Work required: Set out the stretch of entries from the very start through the line containing "931, 1907, 961]" as a numbered list, skipping any blank lines.

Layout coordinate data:
***

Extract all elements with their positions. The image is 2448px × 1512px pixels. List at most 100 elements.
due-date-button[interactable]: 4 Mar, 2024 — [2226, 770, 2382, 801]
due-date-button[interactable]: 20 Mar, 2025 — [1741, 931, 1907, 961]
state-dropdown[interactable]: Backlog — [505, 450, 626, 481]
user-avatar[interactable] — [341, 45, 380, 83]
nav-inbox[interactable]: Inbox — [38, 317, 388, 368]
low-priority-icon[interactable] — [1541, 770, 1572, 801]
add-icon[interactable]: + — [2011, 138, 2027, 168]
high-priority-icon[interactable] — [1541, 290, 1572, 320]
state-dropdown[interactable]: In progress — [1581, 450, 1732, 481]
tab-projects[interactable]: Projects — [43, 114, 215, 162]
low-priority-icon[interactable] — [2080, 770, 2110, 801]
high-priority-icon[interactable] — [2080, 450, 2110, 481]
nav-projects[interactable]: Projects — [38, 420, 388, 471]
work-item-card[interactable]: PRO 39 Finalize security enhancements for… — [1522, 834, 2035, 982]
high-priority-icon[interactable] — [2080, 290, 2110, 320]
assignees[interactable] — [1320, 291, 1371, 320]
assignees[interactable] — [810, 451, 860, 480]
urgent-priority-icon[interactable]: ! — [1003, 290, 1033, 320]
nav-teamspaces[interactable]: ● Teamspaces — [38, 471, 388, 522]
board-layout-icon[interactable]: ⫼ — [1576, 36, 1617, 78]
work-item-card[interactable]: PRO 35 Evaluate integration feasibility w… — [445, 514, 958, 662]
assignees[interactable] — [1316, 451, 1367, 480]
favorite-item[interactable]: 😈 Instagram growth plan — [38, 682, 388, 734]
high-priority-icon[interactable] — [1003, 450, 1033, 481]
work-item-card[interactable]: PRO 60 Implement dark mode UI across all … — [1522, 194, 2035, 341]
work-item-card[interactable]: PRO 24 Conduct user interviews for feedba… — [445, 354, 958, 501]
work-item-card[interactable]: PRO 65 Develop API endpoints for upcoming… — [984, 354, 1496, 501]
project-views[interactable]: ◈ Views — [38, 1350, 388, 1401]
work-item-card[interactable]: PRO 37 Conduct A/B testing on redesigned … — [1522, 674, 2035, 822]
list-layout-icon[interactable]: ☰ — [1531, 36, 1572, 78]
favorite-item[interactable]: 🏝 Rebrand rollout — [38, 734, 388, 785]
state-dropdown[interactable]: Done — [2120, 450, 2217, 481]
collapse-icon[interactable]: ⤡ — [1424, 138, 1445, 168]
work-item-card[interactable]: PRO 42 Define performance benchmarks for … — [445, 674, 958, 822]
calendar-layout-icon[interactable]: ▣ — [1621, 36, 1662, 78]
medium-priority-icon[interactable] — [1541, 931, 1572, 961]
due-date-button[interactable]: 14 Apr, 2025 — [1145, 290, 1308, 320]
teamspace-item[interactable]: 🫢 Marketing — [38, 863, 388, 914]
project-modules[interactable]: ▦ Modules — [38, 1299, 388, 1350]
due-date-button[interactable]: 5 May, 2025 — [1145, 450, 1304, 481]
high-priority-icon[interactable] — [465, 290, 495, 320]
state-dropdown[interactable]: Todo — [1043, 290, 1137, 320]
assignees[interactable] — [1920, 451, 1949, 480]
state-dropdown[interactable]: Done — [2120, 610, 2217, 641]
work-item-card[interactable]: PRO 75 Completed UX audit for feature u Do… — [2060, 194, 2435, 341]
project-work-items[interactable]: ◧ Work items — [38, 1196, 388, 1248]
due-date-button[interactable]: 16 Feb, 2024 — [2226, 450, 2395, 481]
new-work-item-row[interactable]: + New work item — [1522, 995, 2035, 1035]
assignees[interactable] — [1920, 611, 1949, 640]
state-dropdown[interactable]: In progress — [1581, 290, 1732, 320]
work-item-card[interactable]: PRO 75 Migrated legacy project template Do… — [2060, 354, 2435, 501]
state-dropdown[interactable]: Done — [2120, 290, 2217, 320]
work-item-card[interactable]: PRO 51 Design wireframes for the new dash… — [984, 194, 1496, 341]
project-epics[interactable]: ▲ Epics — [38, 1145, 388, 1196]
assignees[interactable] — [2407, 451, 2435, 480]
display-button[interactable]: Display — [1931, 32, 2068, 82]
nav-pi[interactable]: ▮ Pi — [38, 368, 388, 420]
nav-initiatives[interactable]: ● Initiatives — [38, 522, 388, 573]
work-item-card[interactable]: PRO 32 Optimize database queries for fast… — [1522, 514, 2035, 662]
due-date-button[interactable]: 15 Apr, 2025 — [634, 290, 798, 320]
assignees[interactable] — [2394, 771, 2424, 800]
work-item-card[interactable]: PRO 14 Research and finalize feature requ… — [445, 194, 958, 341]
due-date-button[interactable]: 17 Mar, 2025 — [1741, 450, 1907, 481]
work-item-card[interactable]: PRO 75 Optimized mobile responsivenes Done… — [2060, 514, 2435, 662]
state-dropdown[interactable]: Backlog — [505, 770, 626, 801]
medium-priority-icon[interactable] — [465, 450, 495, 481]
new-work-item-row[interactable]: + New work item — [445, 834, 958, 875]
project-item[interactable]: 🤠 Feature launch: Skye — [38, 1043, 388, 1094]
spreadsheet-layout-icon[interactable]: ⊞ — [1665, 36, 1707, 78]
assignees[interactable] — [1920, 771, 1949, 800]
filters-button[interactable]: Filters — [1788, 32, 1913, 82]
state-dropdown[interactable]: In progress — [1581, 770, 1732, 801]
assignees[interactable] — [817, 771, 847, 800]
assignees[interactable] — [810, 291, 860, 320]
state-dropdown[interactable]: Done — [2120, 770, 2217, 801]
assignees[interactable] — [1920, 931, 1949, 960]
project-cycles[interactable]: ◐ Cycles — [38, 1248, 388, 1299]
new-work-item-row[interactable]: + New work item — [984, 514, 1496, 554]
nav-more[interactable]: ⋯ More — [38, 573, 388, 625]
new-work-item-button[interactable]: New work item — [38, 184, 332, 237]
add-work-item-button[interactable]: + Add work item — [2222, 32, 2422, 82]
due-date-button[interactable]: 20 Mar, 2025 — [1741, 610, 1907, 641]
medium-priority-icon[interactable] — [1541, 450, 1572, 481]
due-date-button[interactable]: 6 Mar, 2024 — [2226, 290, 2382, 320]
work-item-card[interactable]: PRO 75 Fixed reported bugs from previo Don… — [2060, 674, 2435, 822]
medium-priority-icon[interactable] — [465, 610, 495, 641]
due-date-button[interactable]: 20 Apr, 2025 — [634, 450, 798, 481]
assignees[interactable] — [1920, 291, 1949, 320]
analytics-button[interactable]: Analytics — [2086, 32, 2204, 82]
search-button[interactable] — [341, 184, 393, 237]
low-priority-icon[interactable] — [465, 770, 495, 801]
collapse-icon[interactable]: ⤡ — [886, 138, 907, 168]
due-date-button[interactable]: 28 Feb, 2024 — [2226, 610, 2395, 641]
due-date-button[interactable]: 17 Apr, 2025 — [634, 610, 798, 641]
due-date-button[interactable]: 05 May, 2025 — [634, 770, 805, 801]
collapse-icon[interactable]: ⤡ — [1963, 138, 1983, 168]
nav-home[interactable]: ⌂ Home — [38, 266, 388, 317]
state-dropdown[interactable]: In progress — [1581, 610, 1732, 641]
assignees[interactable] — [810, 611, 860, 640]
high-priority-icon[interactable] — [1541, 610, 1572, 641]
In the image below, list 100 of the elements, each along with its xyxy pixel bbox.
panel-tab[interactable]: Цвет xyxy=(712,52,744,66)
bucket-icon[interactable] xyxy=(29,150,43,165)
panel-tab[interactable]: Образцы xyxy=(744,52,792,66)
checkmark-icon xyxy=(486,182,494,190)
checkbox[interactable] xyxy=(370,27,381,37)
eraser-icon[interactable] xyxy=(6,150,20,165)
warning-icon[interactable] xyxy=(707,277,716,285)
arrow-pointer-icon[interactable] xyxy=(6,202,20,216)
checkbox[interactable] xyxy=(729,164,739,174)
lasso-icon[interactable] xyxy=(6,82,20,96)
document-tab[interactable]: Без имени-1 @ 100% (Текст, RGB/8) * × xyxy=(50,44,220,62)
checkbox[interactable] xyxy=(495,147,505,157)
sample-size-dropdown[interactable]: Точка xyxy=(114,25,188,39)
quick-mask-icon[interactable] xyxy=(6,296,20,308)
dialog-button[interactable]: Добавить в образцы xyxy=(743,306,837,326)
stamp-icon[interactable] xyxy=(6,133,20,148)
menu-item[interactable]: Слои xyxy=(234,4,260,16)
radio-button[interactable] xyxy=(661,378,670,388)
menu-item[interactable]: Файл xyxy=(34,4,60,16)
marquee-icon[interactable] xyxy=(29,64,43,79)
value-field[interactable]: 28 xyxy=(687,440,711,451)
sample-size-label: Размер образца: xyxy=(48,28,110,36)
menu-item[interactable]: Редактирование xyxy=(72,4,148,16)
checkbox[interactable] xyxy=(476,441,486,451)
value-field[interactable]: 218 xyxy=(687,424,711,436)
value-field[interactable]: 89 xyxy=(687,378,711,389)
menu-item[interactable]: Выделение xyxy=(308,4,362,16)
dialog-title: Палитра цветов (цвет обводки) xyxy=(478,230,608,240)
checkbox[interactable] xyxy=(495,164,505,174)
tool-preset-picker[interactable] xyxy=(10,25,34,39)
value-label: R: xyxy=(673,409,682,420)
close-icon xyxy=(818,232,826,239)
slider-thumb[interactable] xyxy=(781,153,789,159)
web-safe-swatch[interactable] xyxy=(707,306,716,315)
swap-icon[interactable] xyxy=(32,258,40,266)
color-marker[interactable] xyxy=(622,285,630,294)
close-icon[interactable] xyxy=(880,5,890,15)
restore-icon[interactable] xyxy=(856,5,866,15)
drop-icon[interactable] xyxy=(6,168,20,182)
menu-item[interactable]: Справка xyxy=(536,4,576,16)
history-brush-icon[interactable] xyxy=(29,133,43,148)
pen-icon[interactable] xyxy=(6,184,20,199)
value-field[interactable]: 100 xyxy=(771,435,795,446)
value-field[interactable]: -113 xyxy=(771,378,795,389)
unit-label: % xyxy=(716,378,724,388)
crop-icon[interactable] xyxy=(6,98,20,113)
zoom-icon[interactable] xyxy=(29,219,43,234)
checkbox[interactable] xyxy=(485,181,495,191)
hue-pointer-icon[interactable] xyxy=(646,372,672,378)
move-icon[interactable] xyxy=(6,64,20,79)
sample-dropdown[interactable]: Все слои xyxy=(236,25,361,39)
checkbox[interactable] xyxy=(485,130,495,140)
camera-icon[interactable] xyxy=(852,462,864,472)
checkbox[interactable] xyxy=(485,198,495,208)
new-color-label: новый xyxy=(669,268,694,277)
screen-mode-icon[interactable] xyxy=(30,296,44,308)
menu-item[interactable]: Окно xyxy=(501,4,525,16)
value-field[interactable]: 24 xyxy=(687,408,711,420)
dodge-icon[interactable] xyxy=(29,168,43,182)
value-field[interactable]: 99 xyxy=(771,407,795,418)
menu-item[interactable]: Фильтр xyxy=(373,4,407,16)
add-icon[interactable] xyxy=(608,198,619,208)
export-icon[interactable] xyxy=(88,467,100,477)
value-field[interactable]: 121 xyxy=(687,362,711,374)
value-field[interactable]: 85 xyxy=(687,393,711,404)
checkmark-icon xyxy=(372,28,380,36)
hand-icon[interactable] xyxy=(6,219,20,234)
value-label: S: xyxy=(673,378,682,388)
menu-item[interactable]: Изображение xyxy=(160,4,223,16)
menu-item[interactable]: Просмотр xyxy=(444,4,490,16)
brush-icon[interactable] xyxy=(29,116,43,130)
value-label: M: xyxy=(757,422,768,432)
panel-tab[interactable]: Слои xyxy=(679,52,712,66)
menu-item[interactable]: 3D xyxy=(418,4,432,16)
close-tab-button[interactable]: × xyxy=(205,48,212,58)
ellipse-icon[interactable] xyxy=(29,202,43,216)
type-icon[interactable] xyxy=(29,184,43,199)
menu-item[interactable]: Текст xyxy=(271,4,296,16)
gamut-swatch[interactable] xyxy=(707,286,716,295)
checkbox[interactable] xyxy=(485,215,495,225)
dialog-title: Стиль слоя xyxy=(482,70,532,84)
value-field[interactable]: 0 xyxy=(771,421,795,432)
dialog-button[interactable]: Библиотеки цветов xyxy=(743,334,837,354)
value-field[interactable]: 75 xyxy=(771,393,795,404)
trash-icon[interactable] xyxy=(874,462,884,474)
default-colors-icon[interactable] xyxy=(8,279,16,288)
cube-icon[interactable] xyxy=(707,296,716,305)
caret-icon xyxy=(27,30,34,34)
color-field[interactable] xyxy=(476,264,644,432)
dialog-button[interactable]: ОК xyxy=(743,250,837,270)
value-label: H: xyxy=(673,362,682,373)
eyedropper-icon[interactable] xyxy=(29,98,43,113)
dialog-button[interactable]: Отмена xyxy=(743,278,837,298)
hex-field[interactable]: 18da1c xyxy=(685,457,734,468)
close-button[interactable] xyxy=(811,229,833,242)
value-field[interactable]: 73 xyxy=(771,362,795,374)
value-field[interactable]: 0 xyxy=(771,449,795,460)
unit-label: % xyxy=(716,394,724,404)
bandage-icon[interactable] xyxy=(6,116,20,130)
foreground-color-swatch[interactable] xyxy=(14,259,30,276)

***

Complete response:
1. Extract all elements with their positions. The image is 2448px × 1512px pixels. List at most 100 elements.
2. due-date-button[interactable]: 4 Mar, 2024 — [2226, 770, 2382, 801]
3. due-date-button[interactable]: 20 Mar, 2025 — [1741, 931, 1907, 961]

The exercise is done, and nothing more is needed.